**WHAT IS REQUIRED**
Find every line with the word "WILLIAMS". Copy those lines.

Records from a dataset
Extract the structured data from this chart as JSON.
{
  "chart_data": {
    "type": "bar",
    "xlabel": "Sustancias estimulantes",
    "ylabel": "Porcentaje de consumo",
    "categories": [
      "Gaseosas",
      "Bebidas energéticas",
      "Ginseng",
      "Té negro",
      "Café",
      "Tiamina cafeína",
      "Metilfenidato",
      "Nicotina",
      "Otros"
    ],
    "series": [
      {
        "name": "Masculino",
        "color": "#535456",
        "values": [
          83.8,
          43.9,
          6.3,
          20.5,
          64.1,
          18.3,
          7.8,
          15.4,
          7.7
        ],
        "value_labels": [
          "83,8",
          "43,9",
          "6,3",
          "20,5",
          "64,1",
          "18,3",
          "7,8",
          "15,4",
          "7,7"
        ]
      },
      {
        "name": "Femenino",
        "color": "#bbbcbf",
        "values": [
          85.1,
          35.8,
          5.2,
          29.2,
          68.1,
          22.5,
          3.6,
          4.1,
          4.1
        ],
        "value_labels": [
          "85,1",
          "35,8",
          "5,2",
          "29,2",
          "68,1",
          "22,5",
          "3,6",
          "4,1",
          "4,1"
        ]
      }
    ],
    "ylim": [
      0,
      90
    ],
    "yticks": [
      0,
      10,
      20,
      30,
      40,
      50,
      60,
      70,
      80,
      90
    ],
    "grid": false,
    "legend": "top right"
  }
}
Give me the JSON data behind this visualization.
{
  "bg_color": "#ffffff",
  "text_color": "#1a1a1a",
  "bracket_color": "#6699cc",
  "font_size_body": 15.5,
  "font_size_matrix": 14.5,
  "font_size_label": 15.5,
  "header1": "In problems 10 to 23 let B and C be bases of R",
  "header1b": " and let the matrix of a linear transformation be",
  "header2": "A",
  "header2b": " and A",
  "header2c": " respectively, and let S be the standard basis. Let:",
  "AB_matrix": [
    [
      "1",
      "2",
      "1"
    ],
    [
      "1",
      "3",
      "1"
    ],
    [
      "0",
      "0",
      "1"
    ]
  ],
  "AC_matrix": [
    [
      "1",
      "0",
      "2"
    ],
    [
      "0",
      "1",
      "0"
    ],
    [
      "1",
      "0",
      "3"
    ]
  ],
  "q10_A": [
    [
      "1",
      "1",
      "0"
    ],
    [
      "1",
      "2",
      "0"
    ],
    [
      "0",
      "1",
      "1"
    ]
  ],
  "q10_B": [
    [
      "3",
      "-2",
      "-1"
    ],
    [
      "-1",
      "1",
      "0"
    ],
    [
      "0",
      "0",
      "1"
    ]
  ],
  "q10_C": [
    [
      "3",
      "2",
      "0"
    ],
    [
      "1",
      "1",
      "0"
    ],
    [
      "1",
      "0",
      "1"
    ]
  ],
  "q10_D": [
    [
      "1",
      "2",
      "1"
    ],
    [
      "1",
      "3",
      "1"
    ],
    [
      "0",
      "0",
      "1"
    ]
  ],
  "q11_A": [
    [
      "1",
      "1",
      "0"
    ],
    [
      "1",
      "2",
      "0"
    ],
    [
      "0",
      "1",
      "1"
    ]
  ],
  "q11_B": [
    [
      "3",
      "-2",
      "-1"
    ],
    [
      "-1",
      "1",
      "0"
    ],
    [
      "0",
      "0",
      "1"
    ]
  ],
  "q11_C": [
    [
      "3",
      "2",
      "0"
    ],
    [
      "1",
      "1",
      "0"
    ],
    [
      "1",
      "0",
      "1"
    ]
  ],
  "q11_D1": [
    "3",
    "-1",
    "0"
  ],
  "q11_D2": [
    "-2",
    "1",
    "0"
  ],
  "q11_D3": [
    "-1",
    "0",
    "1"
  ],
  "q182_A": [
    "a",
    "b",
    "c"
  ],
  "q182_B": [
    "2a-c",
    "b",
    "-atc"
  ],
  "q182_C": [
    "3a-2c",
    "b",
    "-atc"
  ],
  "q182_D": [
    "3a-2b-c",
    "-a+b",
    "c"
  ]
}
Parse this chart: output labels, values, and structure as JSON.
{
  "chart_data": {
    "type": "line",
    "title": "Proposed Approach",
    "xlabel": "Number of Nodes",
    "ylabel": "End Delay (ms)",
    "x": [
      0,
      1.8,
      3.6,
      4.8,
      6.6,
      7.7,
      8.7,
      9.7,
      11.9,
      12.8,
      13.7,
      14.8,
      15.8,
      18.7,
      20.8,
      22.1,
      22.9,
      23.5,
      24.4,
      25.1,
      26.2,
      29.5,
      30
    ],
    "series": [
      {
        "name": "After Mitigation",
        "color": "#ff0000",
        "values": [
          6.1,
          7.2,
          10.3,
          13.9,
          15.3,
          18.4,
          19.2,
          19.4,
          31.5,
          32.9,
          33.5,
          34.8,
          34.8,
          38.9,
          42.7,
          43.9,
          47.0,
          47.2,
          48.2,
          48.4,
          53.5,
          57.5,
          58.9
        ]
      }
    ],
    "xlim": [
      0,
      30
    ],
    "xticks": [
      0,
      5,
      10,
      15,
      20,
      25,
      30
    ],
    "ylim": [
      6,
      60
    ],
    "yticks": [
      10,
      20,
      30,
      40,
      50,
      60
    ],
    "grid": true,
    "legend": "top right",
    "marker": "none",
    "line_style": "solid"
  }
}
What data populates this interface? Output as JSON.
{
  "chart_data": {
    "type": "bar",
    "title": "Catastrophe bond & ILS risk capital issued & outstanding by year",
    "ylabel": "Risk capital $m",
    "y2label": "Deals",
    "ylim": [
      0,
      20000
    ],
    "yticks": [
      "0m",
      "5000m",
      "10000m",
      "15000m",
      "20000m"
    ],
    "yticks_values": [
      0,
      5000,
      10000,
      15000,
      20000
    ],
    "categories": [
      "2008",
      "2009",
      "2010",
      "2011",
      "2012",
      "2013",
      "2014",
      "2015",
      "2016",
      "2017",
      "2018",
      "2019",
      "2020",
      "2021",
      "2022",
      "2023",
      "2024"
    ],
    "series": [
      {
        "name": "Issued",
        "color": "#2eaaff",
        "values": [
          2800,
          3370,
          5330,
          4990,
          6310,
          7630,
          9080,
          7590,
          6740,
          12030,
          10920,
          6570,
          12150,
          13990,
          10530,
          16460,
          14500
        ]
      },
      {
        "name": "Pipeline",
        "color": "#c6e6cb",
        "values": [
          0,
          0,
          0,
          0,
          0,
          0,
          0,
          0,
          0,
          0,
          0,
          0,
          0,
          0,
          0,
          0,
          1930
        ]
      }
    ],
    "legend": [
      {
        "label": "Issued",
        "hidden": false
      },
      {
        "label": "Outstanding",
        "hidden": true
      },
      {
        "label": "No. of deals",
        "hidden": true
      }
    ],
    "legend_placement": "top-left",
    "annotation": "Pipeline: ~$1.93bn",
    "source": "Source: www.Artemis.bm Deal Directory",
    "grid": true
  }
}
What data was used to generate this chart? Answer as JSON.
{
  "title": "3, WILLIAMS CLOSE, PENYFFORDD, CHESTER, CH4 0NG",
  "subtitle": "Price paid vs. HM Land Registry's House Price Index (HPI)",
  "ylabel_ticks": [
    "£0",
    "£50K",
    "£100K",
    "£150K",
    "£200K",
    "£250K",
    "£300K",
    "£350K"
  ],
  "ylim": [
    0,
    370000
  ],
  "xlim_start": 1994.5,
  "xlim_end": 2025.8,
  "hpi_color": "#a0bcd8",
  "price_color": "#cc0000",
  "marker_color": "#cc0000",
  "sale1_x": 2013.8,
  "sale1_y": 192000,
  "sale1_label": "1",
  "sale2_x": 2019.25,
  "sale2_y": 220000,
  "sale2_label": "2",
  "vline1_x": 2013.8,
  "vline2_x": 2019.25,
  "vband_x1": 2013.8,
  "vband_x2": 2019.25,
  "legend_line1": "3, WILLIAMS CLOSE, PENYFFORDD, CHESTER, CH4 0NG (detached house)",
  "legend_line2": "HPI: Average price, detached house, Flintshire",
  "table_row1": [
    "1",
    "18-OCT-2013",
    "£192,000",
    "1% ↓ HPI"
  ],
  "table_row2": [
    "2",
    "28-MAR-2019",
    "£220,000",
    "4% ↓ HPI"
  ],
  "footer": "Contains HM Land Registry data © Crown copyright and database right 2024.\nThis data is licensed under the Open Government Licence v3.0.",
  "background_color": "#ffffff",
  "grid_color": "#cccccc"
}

**RESPONSE TO THIS TASK**
  "title": "3, WILLIAMS CLOSE, PENYFFORDD, CHESTER, CH4 0NG",
  "legend_line1": "3, WILLIAMS CLOSE, PENYFFORDD, CHESTER, CH4 0NG (detached house)",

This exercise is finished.